GIVEN TASK
Using the records below, give the number of lines where the word "this" appears, with no further output.

INPUT RECORDS
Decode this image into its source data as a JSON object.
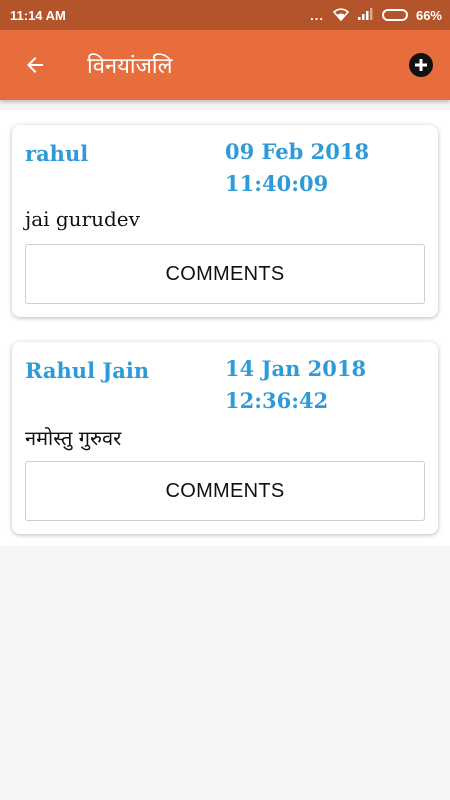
{
  "status_bar": {
    "time": "11:14 AM",
    "dots": "...",
    "battery": "66%",
    "battery_level": 0.66
  },
  "app_bar": {
    "title": "विनयांजलि",
    "back_icon": "arrow-back-icon",
    "add_icon": "add-circle-icon"
  },
  "colors": {
    "status_bar": "#b4542b",
    "app_bar": "#e86d3c",
    "accent_text": "#2f9ad8"
  },
  "posts": [
    {
      "name": "rahul",
      "date": "09 Feb 2018",
      "time": "11:40:09",
      "message": "jai gurudev",
      "button_label": "COMMENTS"
    },
    {
      "name": "Rahul Jain",
      "date": "14 Jan 2018",
      "time": "12:36:42",
      "message": "नमोस्तु गुरुवर",
      "button_label": "COMMENTS"
    }
  ]
}
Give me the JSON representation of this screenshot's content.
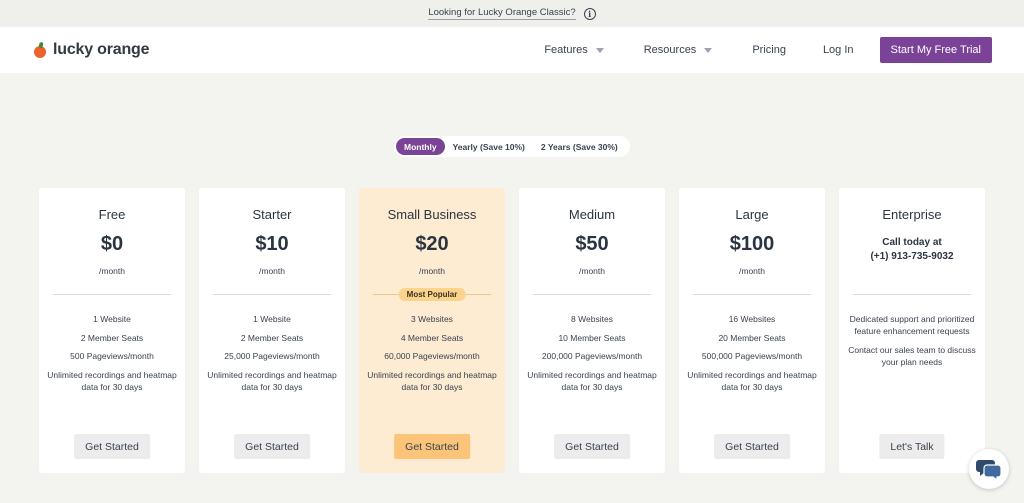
{
  "banner": {
    "text": "Looking for Lucky Orange Classic?",
    "icon": "info-icon"
  },
  "nav": {
    "logo_text": "lucky orange",
    "items": [
      {
        "label": "Features",
        "has_caret": true
      },
      {
        "label": "Resources",
        "has_caret": true
      },
      {
        "label": "Pricing",
        "has_caret": false
      },
      {
        "label": "Log In",
        "has_caret": false
      }
    ],
    "cta": "Start My Free Trial"
  },
  "billing_toggle": {
    "options": [
      "Monthly",
      "Yearly (Save 10%)",
      "2 Years (Save 30%)"
    ],
    "selected": "Monthly"
  },
  "plans": [
    {
      "name": "Free",
      "price": "$0",
      "period": "/month",
      "features": [
        "1 Website",
        "2 Member Seats",
        "500 Pageviews/month",
        "Unlimited recordings and heatmap data for 30 days"
      ],
      "button": "Get Started"
    },
    {
      "name": "Starter",
      "price": "$10",
      "period": "/month",
      "features": [
        "1 Website",
        "2 Member Seats",
        "25,000 Pageviews/month",
        "Unlimited recordings and heatmap data for 30 days"
      ],
      "button": "Get Started"
    },
    {
      "name": "Small Business",
      "price": "$20",
      "period": "/month",
      "badge": "Most Popular",
      "features": [
        "3 Websites",
        "4 Member Seats",
        "60,000 Pageviews/month",
        "Unlimited recordings and heatmap data for 30 days"
      ],
      "button": "Get Started"
    },
    {
      "name": "Medium",
      "price": "$50",
      "period": "/month",
      "features": [
        "8 Websites",
        "10 Member Seats",
        "200,000 Pageviews/month",
        "Unlimited recordings and heatmap data for 30 days"
      ],
      "button": "Get Started"
    },
    {
      "name": "Large",
      "price": "$100",
      "period": "/month",
      "features": [
        "16 Websites",
        "20 Member Seats",
        "500,000 Pageviews/month",
        "Unlimited recordings and heatmap data for 30 days"
      ],
      "button": "Get Started"
    },
    {
      "name": "Enterprise",
      "contact_line1": "Call today at",
      "contact_line2": "(+1) 913-735-9032",
      "features": [
        "Dedicated support and prioritized feature enhancement requests",
        "Contact our sales team to discuss your plan needs"
      ],
      "button": "Let's Talk"
    }
  ],
  "chat_widget": {
    "icon": "chat-bubbles-icon"
  },
  "colors": {
    "brand_purple": "#7b4397",
    "highlight_bg": "#fdebd2",
    "badge": "#fbd38d",
    "highlight_button": "#fbc478",
    "logo_orange": "#f0612d"
  }
}
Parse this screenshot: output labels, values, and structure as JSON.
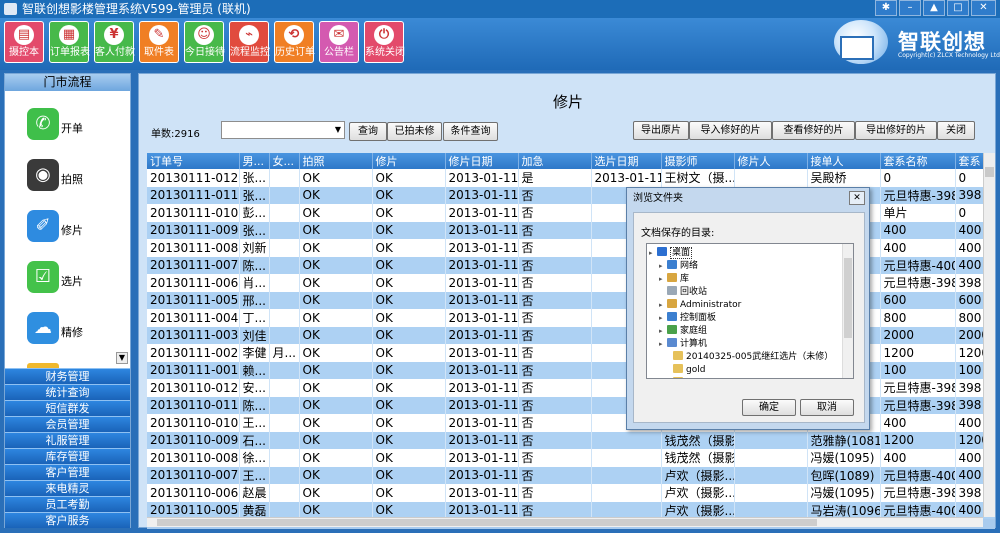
{
  "window": {
    "title": "智联创想影楼管理系统V599-管理员 (联机)",
    "controls": [
      "gear-icon",
      "minimize-icon",
      "shirt-icon",
      "restore-icon",
      "close-icon"
    ]
  },
  "toolbar": {
    "buttons": [
      {
        "label": "摄控本",
        "icon": "camera-book-icon",
        "color": "#e34a6b"
      },
      {
        "label": "订单报表",
        "icon": "report-icon",
        "color": "#47b94a"
      },
      {
        "label": "客人付款",
        "icon": "payment-icon",
        "color": "#47b94a"
      },
      {
        "label": "取件表",
        "icon": "pickup-icon",
        "color": "#f07f24"
      },
      {
        "label": "今日接待",
        "icon": "reception-icon",
        "color": "#47b94a"
      },
      {
        "label": "流程监控",
        "icon": "monitor-icon",
        "color": "#e14b3e"
      },
      {
        "label": "历史订单",
        "icon": "history-icon",
        "color": "#f07f24"
      },
      {
        "label": "公告栏",
        "icon": "notice-icon",
        "color": "#d45ab0"
      },
      {
        "label": "系统关闭",
        "icon": "shutdown-icon",
        "color": "#e34a6b"
      }
    ]
  },
  "brand": {
    "name": "智联创想",
    "subtitle": "Copyright(c) ZLCX Technology Ltd"
  },
  "sidebar": {
    "section_title": "门市流程",
    "tiles": [
      {
        "label": "开单",
        "icon": "phone-icon",
        "color": "#3fbf4a"
      },
      {
        "label": "拍照",
        "icon": "camera-icon",
        "color": "#3a3a3a"
      },
      {
        "label": "修片",
        "icon": "edit-photo-icon",
        "color": "#2e8be0"
      },
      {
        "label": "选片",
        "icon": "select-photo-icon",
        "color": "#44c24a"
      },
      {
        "label": "精修",
        "icon": "weather-icon",
        "color": "#2f8fe0"
      }
    ],
    "menu": [
      "财务管理",
      "统计查询",
      "短信群发",
      "会员管理",
      "礼服管理",
      "库存管理",
      "客户管理",
      "来电精灵",
      "员工考勤",
      "客户服务"
    ]
  },
  "main": {
    "title": "修片",
    "count_label": "单数:2916",
    "filter_value": "",
    "buttons": {
      "query": "查询",
      "shot_not_retouched": "已拍未修",
      "conditional_query": "条件查询",
      "export_originals": "导出原片",
      "import_retouched": "导入修好的片",
      "view_retouched": "查看修好的片",
      "export_retouched": "导出修好的片",
      "close": "关闭"
    }
  },
  "table": {
    "columns": [
      "订单号",
      "男...",
      "女...",
      "拍照",
      "修片",
      "修片日期",
      "加急",
      "选片日期",
      "摄影师",
      "修片人",
      "接单人",
      "套系名称",
      "套系"
    ],
    "rows": [
      [
        "20130111-012",
        "张...",
        "",
        "OK",
        "OK",
        "2013-01-11",
        "是",
        "2013-01-11",
        "王树文（摄...",
        "",
        "吴殿桥",
        "0",
        "0"
      ],
      [
        "20130111-011",
        "张...",
        "",
        "OK",
        "OK",
        "2013-01-11",
        "否",
        "",
        "",
        "",
        "",
        "元旦特惠-398",
        "398"
      ],
      [
        "20130111-010",
        "彭...",
        "",
        "OK",
        "OK",
        "2013-01-11",
        "否",
        "",
        "",
        "",
        "",
        "单片",
        "0"
      ],
      [
        "20130111-009",
        "张...",
        "",
        "OK",
        "OK",
        "2013-01-11",
        "否",
        "",
        "",
        "",
        "",
        "400",
        "400"
      ],
      [
        "20130111-008",
        "刘新",
        "",
        "OK",
        "OK",
        "2013-01-11",
        "否",
        "",
        "",
        "",
        "",
        "400",
        "400"
      ],
      [
        "20130111-007",
        "陈...",
        "",
        "OK",
        "OK",
        "2013-01-11",
        "否",
        "",
        "",
        "",
        "1)",
        "元旦特惠-400",
        "400"
      ],
      [
        "20130111-006",
        "肖...",
        "",
        "OK",
        "OK",
        "2013-01-11",
        "否",
        "",
        "",
        "",
        "2)",
        "元旦特惠-398",
        "398"
      ],
      [
        "20130111-005",
        "邢...",
        "",
        "OK",
        "OK",
        "2013-01-11",
        "否",
        "",
        "",
        "",
        "2)",
        "600",
        "600"
      ],
      [
        "20130111-004",
        "丁...",
        "",
        "OK",
        "OK",
        "2013-01-11",
        "否",
        "",
        "",
        "",
        "5)",
        "800",
        "800"
      ],
      [
        "20130111-003",
        "刘佳",
        "",
        "OK",
        "OK",
        "2013-01-11",
        "否",
        "",
        "",
        "",
        "",
        "2000",
        "2000"
      ],
      [
        "20130111-002",
        "李健",
        "月...",
        "OK",
        "OK",
        "2013-01-11",
        "否",
        "",
        "",
        "",
        "",
        "1200",
        "1200"
      ],
      [
        "20130111-001",
        "赖...",
        "",
        "OK",
        "OK",
        "2013-01-11",
        "否",
        "",
        "",
        "",
        "5)",
        "100",
        "100"
      ],
      [
        "20130110-012",
        "安...",
        "",
        "OK",
        "OK",
        "2013-01-11",
        "否",
        "",
        "",
        "",
        "5)",
        "元旦特惠-398",
        "398"
      ],
      [
        "20130110-011",
        "陈...",
        "",
        "OK",
        "OK",
        "2013-01-11",
        "否",
        "",
        "",
        "",
        "2)",
        "元旦特惠-398",
        "398"
      ],
      [
        "20130110-010",
        "王...",
        "",
        "OK",
        "OK",
        "2013-01-11",
        "否",
        "",
        "",
        "",
        "",
        "400",
        "400"
      ],
      [
        "20130110-009",
        "石...",
        "",
        "OK",
        "OK",
        "2013-01-11",
        "否",
        "",
        "钱茂然（摄影...",
        "",
        "范雅静(1081)",
        "1200",
        "1200"
      ],
      [
        "20130110-008",
        "徐...",
        "",
        "OK",
        "OK",
        "2013-01-11",
        "否",
        "",
        "钱茂然（摄影...",
        "",
        "冯媛(1095)",
        "400",
        "400"
      ],
      [
        "20130110-007",
        "王...",
        "",
        "OK",
        "OK",
        "2013-01-11",
        "否",
        "",
        "卢欢（摄影...",
        "",
        "包晖(1089)",
        "元旦特惠-400",
        "400"
      ],
      [
        "20130110-006",
        "赵晨",
        "",
        "OK",
        "OK",
        "2013-01-11",
        "否",
        "",
        "卢欢（摄影...",
        "",
        "冯媛(1095)",
        "元旦特惠-398",
        "398"
      ],
      [
        "20130110-005",
        "黄磊",
        "",
        "OK",
        "OK",
        "2013-01-11",
        "否",
        "",
        "卢欢（摄影...",
        "",
        "马岩涛(1096)",
        "元旦特惠-400",
        "400"
      ]
    ]
  },
  "dialog": {
    "title": "浏览文件夹",
    "prompt": "文档保存的目录:",
    "tree": [
      {
        "label": "桌面",
        "icon": "desktop-icon",
        "color": "#2c6fd1",
        "selected": true
      },
      {
        "label": "网络",
        "icon": "network-icon",
        "color": "#3b7fd0"
      },
      {
        "label": "库",
        "icon": "library-icon",
        "color": "#d8a640"
      },
      {
        "label": "回收站",
        "icon": "recycle-bin-icon",
        "color": "#9aa8b6"
      },
      {
        "label": "Administrator",
        "icon": "user-folder-icon",
        "color": "#d8a640"
      },
      {
        "label": "控制面板",
        "icon": "control-panel-icon",
        "color": "#3b7fd0"
      },
      {
        "label": "家庭组",
        "icon": "homegroup-icon",
        "color": "#4aa14a"
      },
      {
        "label": "计算机",
        "icon": "computer-icon",
        "color": "#5a8ad0"
      },
      {
        "label": "20140325-005武继红选片（未修）",
        "icon": "folder-icon",
        "color": "#e6c15a"
      },
      {
        "label": "gold",
        "icon": "folder-icon",
        "color": "#e6c15a"
      },
      {
        "label": "",
        "icon": "folder-icon",
        "color": "#e6c15a"
      }
    ],
    "ok": "确定",
    "cancel": "取消"
  }
}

SOLUTION TO THE EXERCISE
3